— START Material provided —
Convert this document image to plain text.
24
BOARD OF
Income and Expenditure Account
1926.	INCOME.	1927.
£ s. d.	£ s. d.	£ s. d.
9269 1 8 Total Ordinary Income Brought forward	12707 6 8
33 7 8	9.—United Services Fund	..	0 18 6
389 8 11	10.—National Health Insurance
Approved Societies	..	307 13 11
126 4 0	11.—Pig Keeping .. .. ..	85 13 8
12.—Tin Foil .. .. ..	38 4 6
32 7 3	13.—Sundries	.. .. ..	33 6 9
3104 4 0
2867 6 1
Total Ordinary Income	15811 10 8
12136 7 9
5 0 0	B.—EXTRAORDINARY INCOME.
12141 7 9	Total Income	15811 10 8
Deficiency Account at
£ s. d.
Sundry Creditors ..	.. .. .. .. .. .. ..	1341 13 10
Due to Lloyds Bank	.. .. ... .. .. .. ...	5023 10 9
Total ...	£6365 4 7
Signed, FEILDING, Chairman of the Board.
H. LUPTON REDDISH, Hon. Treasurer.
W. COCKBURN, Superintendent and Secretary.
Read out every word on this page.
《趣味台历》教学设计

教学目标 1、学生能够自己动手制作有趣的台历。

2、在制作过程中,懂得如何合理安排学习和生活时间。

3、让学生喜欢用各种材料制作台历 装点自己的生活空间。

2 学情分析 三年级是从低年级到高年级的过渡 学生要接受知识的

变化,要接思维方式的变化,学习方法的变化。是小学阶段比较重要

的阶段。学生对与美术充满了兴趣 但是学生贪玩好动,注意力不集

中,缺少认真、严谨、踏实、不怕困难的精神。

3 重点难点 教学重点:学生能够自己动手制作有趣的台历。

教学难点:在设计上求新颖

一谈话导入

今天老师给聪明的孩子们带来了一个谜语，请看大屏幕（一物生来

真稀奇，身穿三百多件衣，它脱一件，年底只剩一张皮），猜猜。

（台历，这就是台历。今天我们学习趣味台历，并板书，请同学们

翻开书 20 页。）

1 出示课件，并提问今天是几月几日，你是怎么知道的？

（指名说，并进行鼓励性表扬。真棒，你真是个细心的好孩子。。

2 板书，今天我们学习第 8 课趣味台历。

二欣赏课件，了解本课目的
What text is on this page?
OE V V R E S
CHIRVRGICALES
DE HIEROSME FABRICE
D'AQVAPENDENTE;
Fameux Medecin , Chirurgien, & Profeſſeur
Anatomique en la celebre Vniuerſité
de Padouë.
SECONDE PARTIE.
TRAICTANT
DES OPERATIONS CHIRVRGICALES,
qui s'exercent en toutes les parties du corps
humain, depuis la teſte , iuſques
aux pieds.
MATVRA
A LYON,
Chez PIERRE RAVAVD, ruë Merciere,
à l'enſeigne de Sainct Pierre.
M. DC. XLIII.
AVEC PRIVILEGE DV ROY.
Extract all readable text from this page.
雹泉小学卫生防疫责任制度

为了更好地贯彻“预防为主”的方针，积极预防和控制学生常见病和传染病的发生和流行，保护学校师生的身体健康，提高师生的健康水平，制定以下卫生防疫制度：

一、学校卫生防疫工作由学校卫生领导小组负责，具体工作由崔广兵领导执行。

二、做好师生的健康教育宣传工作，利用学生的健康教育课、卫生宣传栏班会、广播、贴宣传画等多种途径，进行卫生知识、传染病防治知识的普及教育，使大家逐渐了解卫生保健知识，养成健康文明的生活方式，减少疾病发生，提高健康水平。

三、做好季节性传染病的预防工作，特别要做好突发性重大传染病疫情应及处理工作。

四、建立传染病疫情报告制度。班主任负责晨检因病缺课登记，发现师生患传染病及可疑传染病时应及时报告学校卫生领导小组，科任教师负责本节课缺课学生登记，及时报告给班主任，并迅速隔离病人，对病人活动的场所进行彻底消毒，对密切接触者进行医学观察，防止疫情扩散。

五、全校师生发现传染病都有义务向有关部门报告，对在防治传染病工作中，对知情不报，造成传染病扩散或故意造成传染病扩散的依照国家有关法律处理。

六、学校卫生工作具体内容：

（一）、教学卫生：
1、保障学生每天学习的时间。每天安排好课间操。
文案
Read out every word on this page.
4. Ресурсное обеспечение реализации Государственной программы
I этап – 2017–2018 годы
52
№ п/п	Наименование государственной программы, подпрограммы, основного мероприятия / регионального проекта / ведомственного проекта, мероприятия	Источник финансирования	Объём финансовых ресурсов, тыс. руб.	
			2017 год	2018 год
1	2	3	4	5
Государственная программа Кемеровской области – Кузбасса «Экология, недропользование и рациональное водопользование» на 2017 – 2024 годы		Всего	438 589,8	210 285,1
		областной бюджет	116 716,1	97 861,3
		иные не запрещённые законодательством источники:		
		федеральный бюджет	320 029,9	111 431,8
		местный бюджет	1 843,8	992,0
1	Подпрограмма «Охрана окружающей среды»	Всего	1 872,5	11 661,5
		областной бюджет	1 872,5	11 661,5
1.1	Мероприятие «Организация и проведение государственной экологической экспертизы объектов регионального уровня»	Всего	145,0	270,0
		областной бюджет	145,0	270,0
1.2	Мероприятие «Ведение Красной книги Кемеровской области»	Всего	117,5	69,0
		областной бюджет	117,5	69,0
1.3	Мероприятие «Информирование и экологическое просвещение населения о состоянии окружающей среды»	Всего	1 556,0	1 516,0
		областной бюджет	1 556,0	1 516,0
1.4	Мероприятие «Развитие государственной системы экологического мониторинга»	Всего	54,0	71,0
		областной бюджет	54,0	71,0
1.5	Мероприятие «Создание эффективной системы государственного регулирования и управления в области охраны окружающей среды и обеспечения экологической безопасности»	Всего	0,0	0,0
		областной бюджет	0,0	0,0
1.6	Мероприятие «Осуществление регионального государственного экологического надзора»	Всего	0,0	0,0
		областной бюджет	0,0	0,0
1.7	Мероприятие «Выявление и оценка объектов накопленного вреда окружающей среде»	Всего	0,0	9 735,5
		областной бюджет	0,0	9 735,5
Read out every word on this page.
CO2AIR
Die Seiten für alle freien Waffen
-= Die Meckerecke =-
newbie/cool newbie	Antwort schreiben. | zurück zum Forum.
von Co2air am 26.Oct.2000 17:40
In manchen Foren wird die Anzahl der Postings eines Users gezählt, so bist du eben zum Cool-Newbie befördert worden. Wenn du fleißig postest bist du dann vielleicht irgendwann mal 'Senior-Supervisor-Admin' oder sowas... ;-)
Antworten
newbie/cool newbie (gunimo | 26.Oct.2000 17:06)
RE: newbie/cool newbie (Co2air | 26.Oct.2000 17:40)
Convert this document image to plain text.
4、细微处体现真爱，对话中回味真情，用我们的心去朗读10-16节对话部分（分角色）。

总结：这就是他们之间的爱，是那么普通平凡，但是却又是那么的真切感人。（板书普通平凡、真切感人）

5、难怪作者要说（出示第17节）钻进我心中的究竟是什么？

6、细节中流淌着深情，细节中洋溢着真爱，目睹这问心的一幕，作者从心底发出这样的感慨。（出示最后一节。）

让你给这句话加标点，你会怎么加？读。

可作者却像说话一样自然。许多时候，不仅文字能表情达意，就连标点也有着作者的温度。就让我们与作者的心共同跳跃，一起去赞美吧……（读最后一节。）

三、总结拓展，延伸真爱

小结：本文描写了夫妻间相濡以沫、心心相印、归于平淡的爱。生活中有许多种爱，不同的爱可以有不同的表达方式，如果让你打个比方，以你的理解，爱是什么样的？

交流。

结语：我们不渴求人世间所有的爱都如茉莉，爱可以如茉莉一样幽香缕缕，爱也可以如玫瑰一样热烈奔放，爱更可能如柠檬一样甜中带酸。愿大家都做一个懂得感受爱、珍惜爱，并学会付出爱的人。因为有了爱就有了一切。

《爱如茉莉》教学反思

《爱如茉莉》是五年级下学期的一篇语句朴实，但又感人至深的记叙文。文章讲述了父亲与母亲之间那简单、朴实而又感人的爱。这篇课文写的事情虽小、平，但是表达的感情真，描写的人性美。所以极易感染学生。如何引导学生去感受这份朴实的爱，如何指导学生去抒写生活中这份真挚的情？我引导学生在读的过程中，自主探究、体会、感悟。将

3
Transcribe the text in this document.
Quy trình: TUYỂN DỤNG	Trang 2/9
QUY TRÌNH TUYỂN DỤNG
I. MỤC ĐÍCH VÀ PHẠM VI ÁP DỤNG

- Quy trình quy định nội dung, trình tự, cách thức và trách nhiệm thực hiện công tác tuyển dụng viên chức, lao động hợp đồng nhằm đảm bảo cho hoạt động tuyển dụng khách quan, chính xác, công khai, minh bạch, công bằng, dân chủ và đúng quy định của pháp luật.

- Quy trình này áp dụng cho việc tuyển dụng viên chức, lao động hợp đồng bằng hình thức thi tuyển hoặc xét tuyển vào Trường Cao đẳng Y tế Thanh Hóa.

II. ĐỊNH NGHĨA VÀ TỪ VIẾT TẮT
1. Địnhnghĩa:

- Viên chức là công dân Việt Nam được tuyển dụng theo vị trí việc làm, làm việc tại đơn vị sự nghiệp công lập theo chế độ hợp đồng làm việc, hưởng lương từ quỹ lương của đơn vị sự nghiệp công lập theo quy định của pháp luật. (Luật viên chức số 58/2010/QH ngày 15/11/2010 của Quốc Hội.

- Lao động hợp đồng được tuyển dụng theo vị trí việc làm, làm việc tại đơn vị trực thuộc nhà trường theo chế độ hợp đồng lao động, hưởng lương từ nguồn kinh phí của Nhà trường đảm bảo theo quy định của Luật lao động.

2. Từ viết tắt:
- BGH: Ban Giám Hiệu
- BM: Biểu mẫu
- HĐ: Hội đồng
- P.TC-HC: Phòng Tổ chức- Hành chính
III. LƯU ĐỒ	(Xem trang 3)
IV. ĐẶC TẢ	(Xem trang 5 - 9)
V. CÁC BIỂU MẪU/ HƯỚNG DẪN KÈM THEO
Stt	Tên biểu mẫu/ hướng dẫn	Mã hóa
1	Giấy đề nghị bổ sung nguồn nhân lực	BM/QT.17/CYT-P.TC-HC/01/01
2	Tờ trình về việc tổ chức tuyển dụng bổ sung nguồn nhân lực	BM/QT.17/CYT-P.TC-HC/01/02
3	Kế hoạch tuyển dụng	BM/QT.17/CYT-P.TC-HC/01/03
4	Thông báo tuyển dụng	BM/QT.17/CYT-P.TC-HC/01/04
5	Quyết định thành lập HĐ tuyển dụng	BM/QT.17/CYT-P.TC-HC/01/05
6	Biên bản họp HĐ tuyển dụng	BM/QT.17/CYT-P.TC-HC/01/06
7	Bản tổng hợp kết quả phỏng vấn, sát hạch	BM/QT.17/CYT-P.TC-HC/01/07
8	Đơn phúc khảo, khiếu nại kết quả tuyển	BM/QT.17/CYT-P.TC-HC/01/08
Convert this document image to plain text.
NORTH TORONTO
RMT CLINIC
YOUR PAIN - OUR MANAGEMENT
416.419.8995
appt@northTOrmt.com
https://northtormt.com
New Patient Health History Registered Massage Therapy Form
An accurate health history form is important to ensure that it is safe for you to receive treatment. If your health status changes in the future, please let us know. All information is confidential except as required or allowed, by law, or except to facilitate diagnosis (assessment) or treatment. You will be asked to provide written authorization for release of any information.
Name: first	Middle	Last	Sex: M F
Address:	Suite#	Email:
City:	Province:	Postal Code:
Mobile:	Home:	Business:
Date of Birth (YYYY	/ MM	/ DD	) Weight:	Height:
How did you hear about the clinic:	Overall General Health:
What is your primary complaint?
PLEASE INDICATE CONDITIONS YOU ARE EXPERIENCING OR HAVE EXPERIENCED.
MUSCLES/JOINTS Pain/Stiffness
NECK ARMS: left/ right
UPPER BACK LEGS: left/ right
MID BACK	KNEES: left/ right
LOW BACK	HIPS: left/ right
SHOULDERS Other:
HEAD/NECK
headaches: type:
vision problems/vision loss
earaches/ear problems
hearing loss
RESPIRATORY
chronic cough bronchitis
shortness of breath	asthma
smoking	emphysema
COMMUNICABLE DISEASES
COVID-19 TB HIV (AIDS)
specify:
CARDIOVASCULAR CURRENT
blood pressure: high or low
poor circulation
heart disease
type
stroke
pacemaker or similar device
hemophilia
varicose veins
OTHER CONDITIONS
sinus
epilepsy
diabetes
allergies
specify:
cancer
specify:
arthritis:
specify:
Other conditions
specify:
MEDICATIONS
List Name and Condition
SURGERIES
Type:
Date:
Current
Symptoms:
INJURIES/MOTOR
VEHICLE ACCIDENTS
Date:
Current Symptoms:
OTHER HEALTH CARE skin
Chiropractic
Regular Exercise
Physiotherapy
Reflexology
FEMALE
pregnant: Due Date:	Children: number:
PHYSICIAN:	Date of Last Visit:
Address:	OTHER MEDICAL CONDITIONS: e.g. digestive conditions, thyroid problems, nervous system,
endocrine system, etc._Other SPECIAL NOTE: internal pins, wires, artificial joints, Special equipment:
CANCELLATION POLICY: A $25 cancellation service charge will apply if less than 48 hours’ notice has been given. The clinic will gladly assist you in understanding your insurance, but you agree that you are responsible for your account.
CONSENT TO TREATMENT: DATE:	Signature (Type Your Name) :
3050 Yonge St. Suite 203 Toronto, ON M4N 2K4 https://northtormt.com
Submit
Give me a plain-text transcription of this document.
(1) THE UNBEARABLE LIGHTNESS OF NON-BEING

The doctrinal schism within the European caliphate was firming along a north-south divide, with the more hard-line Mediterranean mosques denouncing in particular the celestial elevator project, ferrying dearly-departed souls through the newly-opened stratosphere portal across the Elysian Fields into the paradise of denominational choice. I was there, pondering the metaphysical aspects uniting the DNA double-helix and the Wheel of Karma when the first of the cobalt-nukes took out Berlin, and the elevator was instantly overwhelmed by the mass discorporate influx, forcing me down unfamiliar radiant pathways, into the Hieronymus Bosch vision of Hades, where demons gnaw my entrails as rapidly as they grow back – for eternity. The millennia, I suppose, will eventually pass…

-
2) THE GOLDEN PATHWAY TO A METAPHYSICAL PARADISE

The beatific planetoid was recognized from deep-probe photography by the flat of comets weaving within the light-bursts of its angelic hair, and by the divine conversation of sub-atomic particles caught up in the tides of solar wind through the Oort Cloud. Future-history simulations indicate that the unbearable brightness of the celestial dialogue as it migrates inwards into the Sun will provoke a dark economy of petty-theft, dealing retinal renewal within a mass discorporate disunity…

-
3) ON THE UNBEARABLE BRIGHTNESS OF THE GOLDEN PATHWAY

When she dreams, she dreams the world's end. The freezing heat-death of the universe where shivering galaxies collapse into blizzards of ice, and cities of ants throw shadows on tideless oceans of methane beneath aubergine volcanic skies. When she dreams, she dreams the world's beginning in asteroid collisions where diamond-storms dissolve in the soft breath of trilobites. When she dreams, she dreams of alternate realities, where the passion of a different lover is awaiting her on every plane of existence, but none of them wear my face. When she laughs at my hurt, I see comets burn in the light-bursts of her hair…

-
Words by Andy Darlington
— END Material provided —
Only a number is wanted: how many lines of the material include the word "problems".

# [Final result]
3